Stored data
* START *
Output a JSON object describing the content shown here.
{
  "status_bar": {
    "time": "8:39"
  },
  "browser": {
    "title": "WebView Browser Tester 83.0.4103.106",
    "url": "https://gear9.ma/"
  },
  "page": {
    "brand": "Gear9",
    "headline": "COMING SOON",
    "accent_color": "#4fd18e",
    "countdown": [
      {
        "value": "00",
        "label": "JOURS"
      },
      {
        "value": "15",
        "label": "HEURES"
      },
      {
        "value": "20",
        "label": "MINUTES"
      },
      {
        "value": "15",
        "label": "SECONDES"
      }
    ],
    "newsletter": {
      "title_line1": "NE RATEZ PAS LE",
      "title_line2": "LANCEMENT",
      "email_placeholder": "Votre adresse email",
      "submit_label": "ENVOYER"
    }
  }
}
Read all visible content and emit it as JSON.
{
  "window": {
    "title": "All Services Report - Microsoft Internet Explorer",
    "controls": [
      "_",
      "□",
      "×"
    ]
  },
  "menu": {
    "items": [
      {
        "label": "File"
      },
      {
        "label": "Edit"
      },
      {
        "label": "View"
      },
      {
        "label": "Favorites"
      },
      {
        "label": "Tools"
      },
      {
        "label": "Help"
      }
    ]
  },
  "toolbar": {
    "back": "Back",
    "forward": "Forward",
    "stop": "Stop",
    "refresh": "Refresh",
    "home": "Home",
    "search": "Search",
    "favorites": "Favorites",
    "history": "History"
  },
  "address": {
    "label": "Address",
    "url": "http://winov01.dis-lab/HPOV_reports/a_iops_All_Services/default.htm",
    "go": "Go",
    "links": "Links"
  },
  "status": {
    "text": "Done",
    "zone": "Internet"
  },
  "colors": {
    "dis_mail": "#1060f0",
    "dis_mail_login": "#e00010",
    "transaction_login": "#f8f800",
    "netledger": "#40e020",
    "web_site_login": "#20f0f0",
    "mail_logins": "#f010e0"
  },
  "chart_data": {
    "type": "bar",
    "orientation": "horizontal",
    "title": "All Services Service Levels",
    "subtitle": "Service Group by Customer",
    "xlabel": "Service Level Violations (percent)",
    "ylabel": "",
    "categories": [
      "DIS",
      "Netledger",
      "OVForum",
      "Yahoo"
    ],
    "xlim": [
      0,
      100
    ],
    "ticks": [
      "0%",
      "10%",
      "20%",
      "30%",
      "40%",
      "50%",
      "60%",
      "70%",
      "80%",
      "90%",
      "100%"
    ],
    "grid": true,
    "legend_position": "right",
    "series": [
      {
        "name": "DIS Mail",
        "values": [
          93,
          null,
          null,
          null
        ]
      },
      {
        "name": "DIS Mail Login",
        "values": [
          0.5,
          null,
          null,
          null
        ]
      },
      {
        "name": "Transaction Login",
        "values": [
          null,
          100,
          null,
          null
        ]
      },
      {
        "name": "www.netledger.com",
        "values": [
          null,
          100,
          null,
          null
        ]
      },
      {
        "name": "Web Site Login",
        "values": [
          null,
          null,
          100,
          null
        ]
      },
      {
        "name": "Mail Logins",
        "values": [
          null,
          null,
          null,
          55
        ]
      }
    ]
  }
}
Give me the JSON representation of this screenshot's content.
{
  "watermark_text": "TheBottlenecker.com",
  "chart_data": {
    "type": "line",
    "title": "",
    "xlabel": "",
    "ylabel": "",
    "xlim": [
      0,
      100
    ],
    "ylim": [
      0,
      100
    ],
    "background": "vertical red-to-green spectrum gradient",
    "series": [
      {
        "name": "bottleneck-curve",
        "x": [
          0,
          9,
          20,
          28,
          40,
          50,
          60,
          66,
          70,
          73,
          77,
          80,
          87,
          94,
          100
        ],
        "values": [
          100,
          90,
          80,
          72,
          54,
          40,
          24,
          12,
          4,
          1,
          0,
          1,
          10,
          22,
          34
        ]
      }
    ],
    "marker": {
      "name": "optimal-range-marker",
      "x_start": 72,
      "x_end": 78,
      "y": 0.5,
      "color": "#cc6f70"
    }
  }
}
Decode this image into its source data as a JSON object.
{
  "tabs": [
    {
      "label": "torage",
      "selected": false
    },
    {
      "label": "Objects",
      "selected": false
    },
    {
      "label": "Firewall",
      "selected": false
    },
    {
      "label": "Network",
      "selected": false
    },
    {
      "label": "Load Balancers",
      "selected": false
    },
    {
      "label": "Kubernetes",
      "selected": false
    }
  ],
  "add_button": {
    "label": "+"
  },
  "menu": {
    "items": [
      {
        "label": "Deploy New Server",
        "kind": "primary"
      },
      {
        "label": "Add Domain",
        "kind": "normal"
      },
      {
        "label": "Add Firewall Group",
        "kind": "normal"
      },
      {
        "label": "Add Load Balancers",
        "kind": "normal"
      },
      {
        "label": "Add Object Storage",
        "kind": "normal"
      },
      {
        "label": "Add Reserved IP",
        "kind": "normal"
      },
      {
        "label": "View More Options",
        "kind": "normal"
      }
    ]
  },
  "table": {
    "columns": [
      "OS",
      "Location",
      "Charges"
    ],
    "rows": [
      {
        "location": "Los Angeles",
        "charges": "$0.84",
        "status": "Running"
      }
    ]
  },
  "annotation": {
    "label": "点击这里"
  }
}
* END *
§ **Exercise**
The records above are to be copied in full, exactly as written.

§ **Correct response**
Output a JSON object describing the content shown here.
{
  "status_bar": {
    "time": "8:39"
  },
  "browser": {
    "title": "WebView Browser Tester 83.0.4103.106",
    "url": "https://gear9.ma/"
  },
  "page": {
    "brand": "Gear9",
    "headline": "COMING SOON",
    "accent_color": "#4fd18e",
    "countdown": [
      {
        "value": "00",
        "label": "JOURS"
      },
      {
        "value": "15",
        "label": "HEURES"
      },
      {
        "value": "20",
        "label": "MINUTES"
      },
      {
        "value": "15",
        "label": "SECONDES"
      }
    ],
    "newsletter": {
      "title_line1": "NE RATEZ PAS LE",
      "title_line2": "LANCEMENT",
      "email_placeholder": "Votre adresse email",
      "submit_label": "ENVOYER"
    }
  }
}
Read all visible content and emit it as JSON.
{
  "window": {
    "title": "All Services Report - Microsoft Internet Explorer",
    "controls": [
      "_",
      "□",
      "×"
    ]
  },
  "menu": {
    "items": [
      {
        "label": "File"
      },
      {
        "label": "Edit"
      },
      {
        "label": "View"
      },
      {
        "label": "Favorites"
      },
      {
        "label": "Tools"
      },
      {
        "label": "Help"
      }
    ]
  },
  "toolbar": {
    "back": "Back",
    "forward": "Forward",
    "stop": "Stop",
    "refresh": "Refresh",
    "home": "Home",
    "search": "Search",
    "favorites": "Favorites",
    "history": "History"
  },
  "address": {
    "label": "Address",
    "url": "http://winov01.dis-lab/HPOV_reports/a_iops_All_Services/default.htm",
    "go": "Go",
    "links": "Links"
  },
  "status": {
    "text": "Done",
    "zone": "Internet"
  },
  "colors": {
    "dis_mail": "#1060f0",
    "dis_mail_login": "#e00010",
    "transaction_login": "#f8f800",
    "netledger": "#40e020",
    "web_site_login": "#20f0f0",
    "mail_logins": "#f010e0"
  },
  "chart_data": {
    "type": "bar",
    "orientation": "horizontal",
    "title": "All Services Service Levels",
    "subtitle": "Service Group by Customer",
    "xlabel": "Service Level Violations (percent)",
    "ylabel": "",
    "categories": [
      "DIS",
      "Netledger",
      "OVForum",
      "Yahoo"
    ],
    "xlim": [
      0,
      100
    ],
    "ticks": [
      "0%",
      "10%",
      "20%",
      "30%",
      "40%",
      "50%",
      "60%",
      "70%",
      "80%",
      "90%",
      "100%"
    ],
    "grid": true,
    "legend_position": "right",
    "series": [
      {
        "name": "DIS Mail",
        "values": [
          93,
          null,
          null,
          null
        ]
      },
      {
        "name": "DIS Mail Login",
        "values": [
          0.5,
          null,
          null,
          null
        ]
      },
      {
        "name": "Transaction Login",
        "values": [
          null,
          100,
          null,
          null
        ]
      },
      {
        "name": "www.netledger.com",
        "values": [
          null,
          100,
          null,
          null
        ]
      },
      {
        "name": "Web Site Login",
        "values": [
          null,
          null,
          100,
          null
        ]
      },
      {
        "name": "Mail Logins",
        "values": [
          null,
          null,
          null,
          55
        ]
      }
    ]
  }
}
Give me the JSON representation of this screenshot's content.
{
  "watermark_text": "TheBottlenecker.com",
  "chart_data": {
    "type": "line",
    "title": "",
    "xlabel": "",
    "ylabel": "",
    "xlim": [
      0,
      100
    ],
    "ylim": [
      0,
      100
    ],
    "background": "vertical red-to-green spectrum gradient",
    "series": [
      {
        "name": "bottleneck-curve",
        "x": [
          0,
          9,
          20,
          28,
          40,
          50,
          60,
          66,
          70,
          73,
          77,
          80,
          87,
          94,
          100
        ],
        "values": [
          100,
          90,
          80,
          72,
          54,
          40,
          24,
          12,
          4,
          1,
          0,
          1,
          10,
          22,
          34
        ]
      }
    ],
    "marker": {
      "name": "optimal-range-marker",
      "x_start": 72,
      "x_end": 78,
      "y": 0.5,
      "color": "#cc6f70"
    }
  }
}
Decode this image into its source data as a JSON object.
{
  "tabs": [
    {
      "label": "torage",
      "selected": false
    },
    {
      "label": "Objects",
      "selected": false
    },
    {
      "label": "Firewall",
      "selected": false
    },
    {
      "label": "Network",
      "selected": false
    },
    {
      "label": "Load Balancers",
      "selected": false
    },
    {
      "label": "Kubernetes",
      "selected": false
    }
  ],
  "add_button": {
    "label": "+"
  },
  "menu": {
    "items": [
      {
        "label": "Deploy New Server",
        "kind": "primary"
      },
      {
        "label": "Add Domain",
        "kind": "normal"
      },
      {
        "label": "Add Firewall Group",
        "kind": "normal"
      },
      {
        "label": "Add Load Balancers",
        "kind": "normal"
      },
      {
        "label": "Add Object Storage",
        "kind": "normal"
      },
      {
        "label": "Add Reserved IP",
        "kind": "normal"
      },
      {
        "label": "View More Options",
        "kind": "normal"
      }
    ]
  },
  "table": {
    "columns": [
      "OS",
      "Location",
      "Charges"
    ],
    "rows": [
      {
        "location": "Los Angeles",
        "charges": "$0.84",
        "status": "Running"
      }
    ]
  },
  "annotation": {
    "label": "点击这里"
  }
}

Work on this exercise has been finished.